===== PROVIDED RECORDS =====

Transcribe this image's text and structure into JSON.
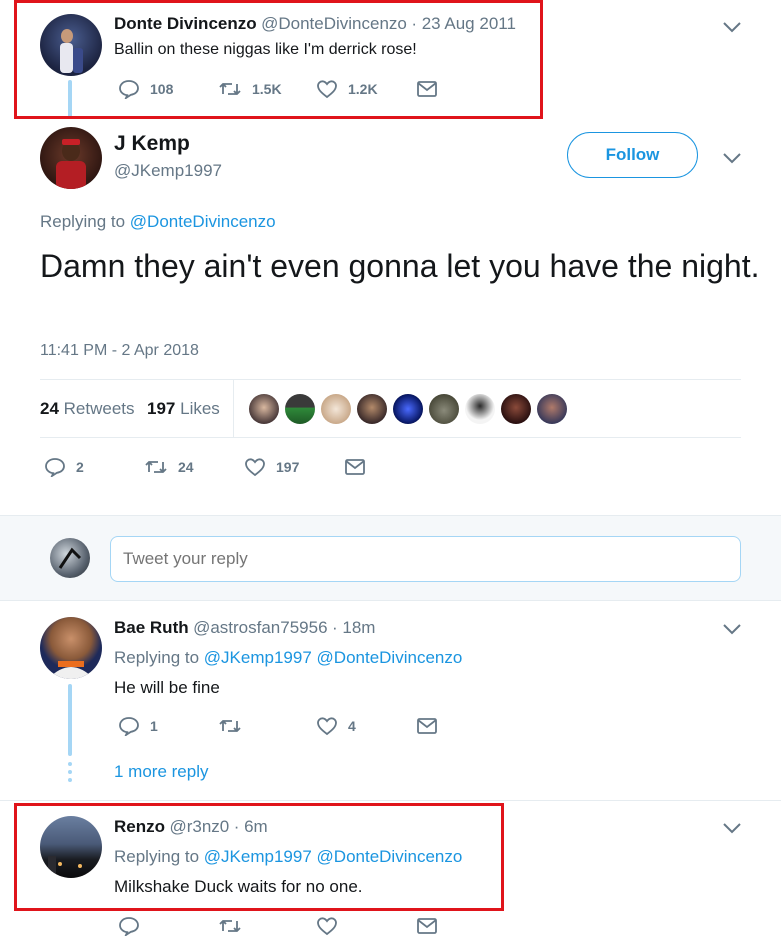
{
  "parent_tweet": {
    "name": "Donte Divincenzo",
    "handle": "@DonteDivincenzo",
    "date": "· 23 Aug 2011",
    "text": "Ballin on these niggas like I'm derrick rose!",
    "replies": "108",
    "retweets": "1.5K",
    "likes": "1.2K"
  },
  "main_tweet": {
    "name": "J Kemp",
    "handle": "@JKemp1997",
    "follow_label": "Follow",
    "replying_prefix": "Replying to",
    "replying_to": "@DonteDivincenzo",
    "text": "Damn they ain't even gonna let you have the night.",
    "timestamp": "11:41 PM - 2 Apr 2018",
    "retweets_count": "24",
    "retweets_label": "Retweets",
    "likes_count": "197",
    "likes_label": "Likes",
    "action_replies": "2",
    "action_retweets": "24",
    "action_likes": "197"
  },
  "reply_box": {
    "placeholder": "Tweet your reply"
  },
  "replies": [
    {
      "name": "Bae Ruth",
      "handle": "@astrosfan75956",
      "time": "· 18m",
      "replying_prefix": "Replying to",
      "replying_to_1": "@JKemp1997",
      "replying_to_2": "@DonteDivincenzo",
      "text": "He will be fine",
      "replies": "1",
      "likes": "4",
      "more_reply": "1 more reply"
    },
    {
      "name": "Renzo",
      "handle": "@r3nz0",
      "time": "· 6m",
      "replying_prefix": "Replying to",
      "replying_to_1": "@JKemp1997",
      "replying_to_2": "@DonteDivincenzo",
      "text": "Milkshake Duck waits for no one."
    }
  ],
  "colors": {
    "accent": "#1b95e0",
    "highlight_box": "#e0141b",
    "muted": "#657786"
  }
}
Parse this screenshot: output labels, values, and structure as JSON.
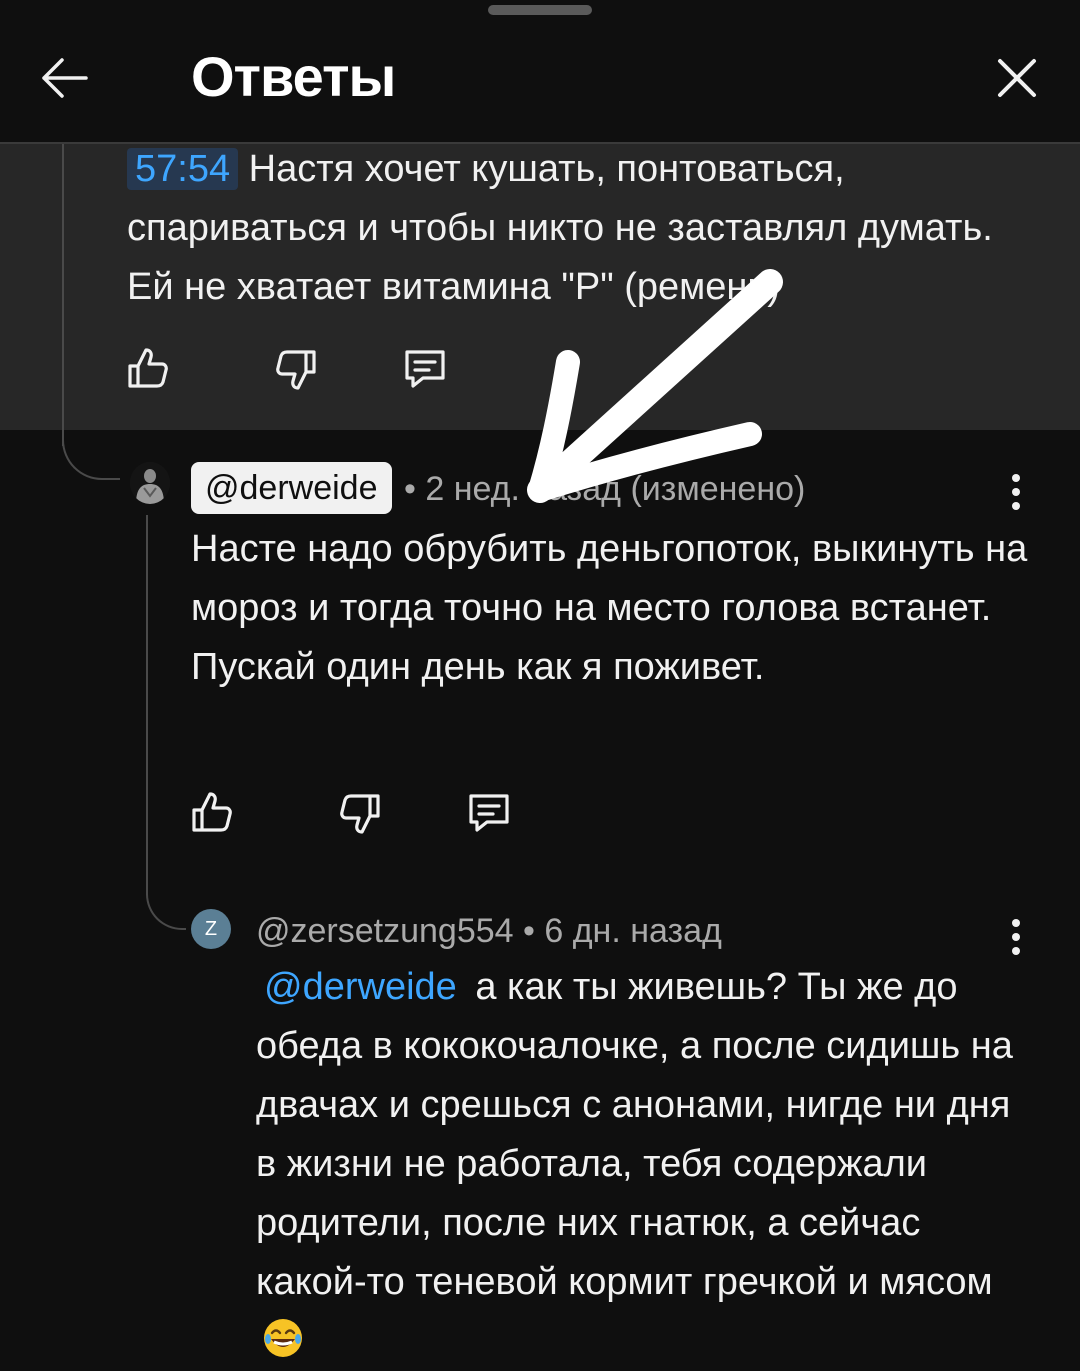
{
  "header": {
    "title": "Ответы",
    "back_icon": "arrow-left-icon",
    "close_icon": "close-icon"
  },
  "parent_comment": {
    "timestamp": "57:54",
    "text": "Настя хочет кушать, понтоваться, спариваться и чтобы никто не заставлял думать. Ей не хватает витамина \"Р\" (ремень)",
    "actions": [
      "thumbs-up-icon",
      "thumbs-down-icon",
      "reply-icon"
    ]
  },
  "reply1": {
    "handle": "@derweide",
    "meta": "• 2 нед. назад (изменено)",
    "text": "Насте надо обрубить деньгопоток, выкинуть на мороз и тогда точно на место голова встанет. Пускай один день как я поживет.",
    "actions": [
      "thumbs-up-icon",
      "thumbs-down-icon",
      "reply-icon"
    ]
  },
  "reply2": {
    "avatar_letter": "Z",
    "avatar_color": "#5b7f95",
    "meta": "@zersetzung554 • 6 дн. назад",
    "mention": "@derweide",
    "text": "а как ты живешь? Ты же до обеда в кококочалочке, а после сидишь на двачах и срешься с анонами, нигде ни дня в жизни не работала, тебя содержали родители, после них гнатюк, а сейчас какой-то теневой кормит гречкой и мясом"
  },
  "colors": {
    "background": "#0f0f0f",
    "card": "#272727",
    "link": "#3ea6ff",
    "secondary_text": "#aaaaaa"
  }
}
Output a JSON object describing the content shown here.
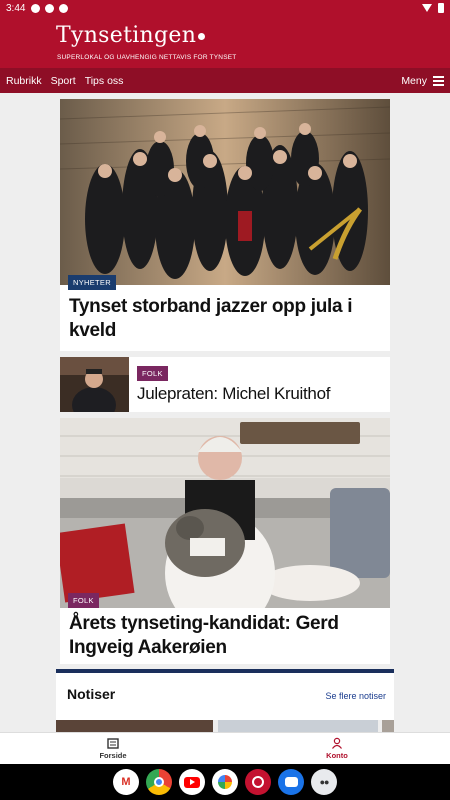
{
  "status_bar": {
    "time": "3:44"
  },
  "masthead": {
    "title": "Tynsetingen",
    "tagline": "SUPERLOKAL OG UAVHENGIG NETTAVIS FOR TYNSET"
  },
  "nav": {
    "links": [
      "Rubrikk",
      "Sport",
      "Tips oss"
    ],
    "menu_label": "Meny"
  },
  "articles": [
    {
      "category": "NYHETER",
      "headline_lines": [
        "Tynset storband jazzer opp jula i",
        "kveld"
      ]
    },
    {
      "category": "FOLK",
      "headline": "Julepraten: Michel Kruithof"
    },
    {
      "category": "FOLK",
      "headline_lines": [
        "Årets tynseting-kandidat: Gerd",
        "Ingveig Aakerøien"
      ]
    }
  ],
  "notiser": {
    "title": "Notiser",
    "link": "Se flere notiser"
  },
  "bottom_nav": {
    "home": "Forside",
    "account": "Konto"
  },
  "colors": {
    "brand_red": "#b0102c",
    "nav_red": "#8e0e26",
    "nyheter_label": "#1a3c6e",
    "folk_label": "#7a2760",
    "account_active": "#b0102c"
  },
  "dock_apps": [
    "gmail-icon",
    "chrome-icon",
    "youtube-icon",
    "photos-icon",
    "podcast-app-icon",
    "messages-icon",
    "app-drawer-icon"
  ]
}
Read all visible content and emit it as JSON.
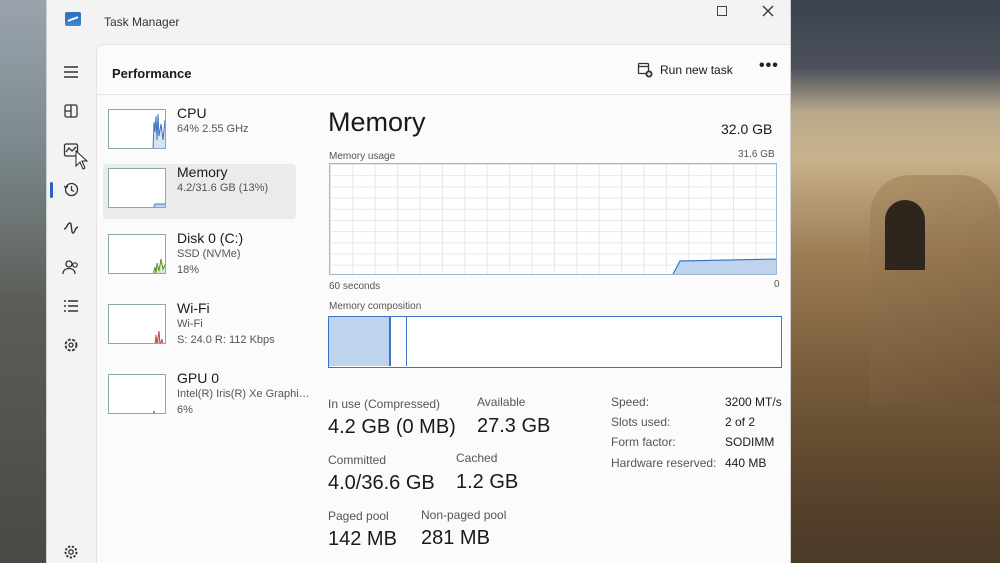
{
  "window": {
    "title": "Task Manager"
  },
  "header": {
    "title": "Performance",
    "run_new_task": "Run new task",
    "more": "•••"
  },
  "nav": [
    {
      "name": "hamburger-menu-icon"
    },
    {
      "name": "processes-icon"
    },
    {
      "name": "performance-icon",
      "active": true
    },
    {
      "name": "app-history-icon"
    },
    {
      "name": "startup-apps-icon"
    },
    {
      "name": "users-icon"
    },
    {
      "name": "details-icon"
    },
    {
      "name": "services-icon"
    },
    {
      "name": "settings-icon"
    }
  ],
  "devices": [
    {
      "name": "CPU",
      "line1": "64%  2.55 GHz",
      "line2": ""
    },
    {
      "name": "Memory",
      "line1": "4.2/31.6 GB (13%)",
      "line2": "",
      "selected": true
    },
    {
      "name": "Disk 0 (C:)",
      "line1": "SSD (NVMe)",
      "line2": "18%"
    },
    {
      "name": "Wi-Fi",
      "line1": "Wi-Fi",
      "line2": "S: 24.0  R: 112 Kbps"
    },
    {
      "name": "GPU 0",
      "line1": "Intel(R) Iris(R) Xe Graphi…",
      "line2": "6%"
    }
  ],
  "memory": {
    "title": "Memory",
    "total": "32.0 GB",
    "usage_label": "Memory usage",
    "usage_max": "31.6 GB",
    "time_left": "60 seconds",
    "time_right": "0",
    "composition_label": "Memory composition",
    "stats": {
      "in_use_label": "In use (Compressed)",
      "in_use_value": "4.2 GB (0 MB)",
      "available_label": "Available",
      "available_value": "27.3 GB",
      "committed_label": "Committed",
      "committed_value": "4.0/36.6 GB",
      "cached_label": "Cached",
      "cached_value": "1.2 GB",
      "paged_label": "Paged pool",
      "paged_value": "142 MB",
      "nonpaged_label": "Non-paged pool",
      "nonpaged_value": "281 MB"
    },
    "details": {
      "speed_label": "Speed:",
      "speed_value": "3200 MT/s",
      "slots_label": "Slots used:",
      "slots_value": "2 of 2",
      "form_label": "Form factor:",
      "form_value": "SODIMM",
      "reserved_label": "Hardware reserved:",
      "reserved_value": "440 MB"
    }
  },
  "colors": {
    "accent": "#2563c7",
    "memory_fill": "#bdd3ee",
    "memory_line": "#3d74c2"
  }
}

=====

Looking at the data above, how many lines hold the word "this"? Respond with the number alone.

2